Your objective —
Check every line below, and copy those that include "absurd".

Extracted records —
****************************************
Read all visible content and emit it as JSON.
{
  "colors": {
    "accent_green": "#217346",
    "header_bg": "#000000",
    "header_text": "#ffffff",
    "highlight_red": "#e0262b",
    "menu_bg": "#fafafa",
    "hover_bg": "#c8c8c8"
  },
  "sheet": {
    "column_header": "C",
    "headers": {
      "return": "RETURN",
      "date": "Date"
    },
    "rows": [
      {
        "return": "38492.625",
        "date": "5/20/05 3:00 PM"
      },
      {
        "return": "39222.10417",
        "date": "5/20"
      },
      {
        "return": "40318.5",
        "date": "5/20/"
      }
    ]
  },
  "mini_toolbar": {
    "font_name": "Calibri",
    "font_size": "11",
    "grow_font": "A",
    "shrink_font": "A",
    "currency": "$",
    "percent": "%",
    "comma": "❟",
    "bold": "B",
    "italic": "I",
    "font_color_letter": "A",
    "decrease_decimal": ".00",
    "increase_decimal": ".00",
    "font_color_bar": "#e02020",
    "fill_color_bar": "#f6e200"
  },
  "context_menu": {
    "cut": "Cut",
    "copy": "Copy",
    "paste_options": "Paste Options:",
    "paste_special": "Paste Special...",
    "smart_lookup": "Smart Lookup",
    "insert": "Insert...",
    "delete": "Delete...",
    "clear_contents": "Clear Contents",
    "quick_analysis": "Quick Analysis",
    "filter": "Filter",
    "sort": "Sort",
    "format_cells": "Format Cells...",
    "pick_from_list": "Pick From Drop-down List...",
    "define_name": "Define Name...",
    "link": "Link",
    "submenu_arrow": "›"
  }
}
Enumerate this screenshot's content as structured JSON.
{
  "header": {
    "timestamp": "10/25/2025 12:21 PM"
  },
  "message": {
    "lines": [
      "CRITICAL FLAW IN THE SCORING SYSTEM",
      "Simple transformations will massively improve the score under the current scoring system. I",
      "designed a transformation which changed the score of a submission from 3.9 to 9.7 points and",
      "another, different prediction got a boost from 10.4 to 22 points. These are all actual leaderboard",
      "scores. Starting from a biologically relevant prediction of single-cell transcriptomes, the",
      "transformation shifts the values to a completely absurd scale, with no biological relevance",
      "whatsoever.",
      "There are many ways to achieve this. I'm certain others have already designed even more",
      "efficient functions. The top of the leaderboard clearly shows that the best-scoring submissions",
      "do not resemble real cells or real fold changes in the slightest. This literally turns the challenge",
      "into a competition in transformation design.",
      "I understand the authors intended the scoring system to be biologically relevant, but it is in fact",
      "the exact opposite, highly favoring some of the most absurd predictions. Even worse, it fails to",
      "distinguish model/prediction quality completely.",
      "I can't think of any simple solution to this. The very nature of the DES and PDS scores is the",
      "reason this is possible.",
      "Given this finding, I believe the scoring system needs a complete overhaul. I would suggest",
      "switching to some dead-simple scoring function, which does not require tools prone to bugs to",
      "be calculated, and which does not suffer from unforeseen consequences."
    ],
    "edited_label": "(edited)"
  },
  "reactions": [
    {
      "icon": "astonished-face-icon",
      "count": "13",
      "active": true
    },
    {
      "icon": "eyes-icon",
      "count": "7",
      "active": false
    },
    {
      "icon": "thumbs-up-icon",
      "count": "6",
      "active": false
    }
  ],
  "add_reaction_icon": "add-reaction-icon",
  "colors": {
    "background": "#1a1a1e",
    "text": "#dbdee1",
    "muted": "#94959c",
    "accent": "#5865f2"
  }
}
****************************************
Answer —
      "transformation shifts the values to a completely absurd scale, with no biological relevance",
      "the exact opposite, highly favoring some of the most absurd predictions. Even worse, it fails to",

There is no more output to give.